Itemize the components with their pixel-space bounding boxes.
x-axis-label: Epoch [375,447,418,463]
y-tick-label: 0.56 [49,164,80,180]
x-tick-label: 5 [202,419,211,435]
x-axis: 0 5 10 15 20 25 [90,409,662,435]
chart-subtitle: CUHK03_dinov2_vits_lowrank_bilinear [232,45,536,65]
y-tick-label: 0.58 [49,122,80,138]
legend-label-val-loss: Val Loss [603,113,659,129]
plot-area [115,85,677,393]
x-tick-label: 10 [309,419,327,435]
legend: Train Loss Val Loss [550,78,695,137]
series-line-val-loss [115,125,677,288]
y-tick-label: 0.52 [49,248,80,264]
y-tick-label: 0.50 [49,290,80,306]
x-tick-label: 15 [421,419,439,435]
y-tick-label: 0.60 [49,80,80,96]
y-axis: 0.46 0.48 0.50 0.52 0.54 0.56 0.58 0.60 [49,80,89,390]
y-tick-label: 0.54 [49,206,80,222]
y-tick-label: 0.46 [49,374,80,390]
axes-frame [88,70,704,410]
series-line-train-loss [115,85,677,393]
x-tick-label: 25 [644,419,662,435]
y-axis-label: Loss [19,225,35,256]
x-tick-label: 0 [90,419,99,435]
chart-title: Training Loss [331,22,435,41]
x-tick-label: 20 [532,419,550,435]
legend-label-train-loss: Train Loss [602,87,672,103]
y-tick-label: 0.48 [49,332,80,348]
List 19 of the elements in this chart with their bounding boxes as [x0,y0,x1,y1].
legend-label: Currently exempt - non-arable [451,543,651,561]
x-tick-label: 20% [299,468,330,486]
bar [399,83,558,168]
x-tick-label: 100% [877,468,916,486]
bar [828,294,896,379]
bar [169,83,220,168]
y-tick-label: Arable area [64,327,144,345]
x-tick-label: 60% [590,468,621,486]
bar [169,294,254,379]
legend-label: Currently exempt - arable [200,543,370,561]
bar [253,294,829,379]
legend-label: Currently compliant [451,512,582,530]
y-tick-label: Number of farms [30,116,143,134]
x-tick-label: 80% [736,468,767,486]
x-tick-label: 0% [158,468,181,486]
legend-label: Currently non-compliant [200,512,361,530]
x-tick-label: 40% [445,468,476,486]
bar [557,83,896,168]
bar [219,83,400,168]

> [What you are asked to do] Return every line of the items above verbatim, keeping their original order.

> [Result]
Itemize the components with their pixel-space bounding boxes.
x-axis-label: Epoch [375,447,418,463]
y-tick-label: 0.56 [49,164,80,180]
x-tick-label: 5 [202,419,211,435]
x-axis: 0 5 10 15 20 25 [90,409,662,435]
chart-subtitle: CUHK03_dinov2_vits_lowrank_bilinear [232,45,536,65]
y-tick-label: 0.58 [49,122,80,138]
legend-label-val-loss: Val Loss [603,113,659,129]
plot-area [115,85,677,393]
x-tick-label: 10 [309,419,327,435]
legend: Train Loss Val Loss [550,78,695,137]
series-line-val-loss [115,125,677,288]
y-tick-label: 0.52 [49,248,80,264]
y-tick-label: 0.50 [49,290,80,306]
x-tick-label: 15 [421,419,439,435]
y-tick-label: 0.60 [49,80,80,96]
y-axis: 0.46 0.48 0.50 0.52 0.54 0.56 0.58 0.60 [49,80,89,390]
y-tick-label: 0.54 [49,206,80,222]
y-tick-label: 0.46 [49,374,80,390]
axes-frame [88,70,704,410]
series-line-train-loss [115,85,677,393]
x-tick-label: 25 [644,419,662,435]
y-axis-label: Loss [19,225,35,256]
x-tick-label: 0 [90,419,99,435]
chart-title: Training Loss [331,22,435,41]
x-tick-label: 20 [532,419,550,435]
legend-label-train-loss: Train Loss [602,87,672,103]
y-tick-label: 0.48 [49,332,80,348]
List 19 of the elements in this chart with their bounding boxes as [x0,y0,x1,y1].
legend-label: Currently exempt - non-arable [451,543,651,561]
x-tick-label: 20% [299,468,330,486]
bar [399,83,558,168]
x-tick-label: 100% [877,468,916,486]
bar [828,294,896,379]
bar [169,83,220,168]
y-tick-label: Arable area [64,327,144,345]
x-tick-label: 60% [590,468,621,486]
bar [169,294,254,379]
legend-label: Currently exempt - arable [200,543,370,561]
bar [253,294,829,379]
legend-label: Currently compliant [451,512,582,530]
y-tick-label: Number of farms [30,116,143,134]
x-tick-label: 80% [736,468,767,486]
x-tick-label: 0% [158,468,181,486]
legend-label: Currently non-compliant [200,512,361,530]
x-tick-label: 40% [445,468,476,486]
bar [557,83,896,168]
bar [219,83,400,168]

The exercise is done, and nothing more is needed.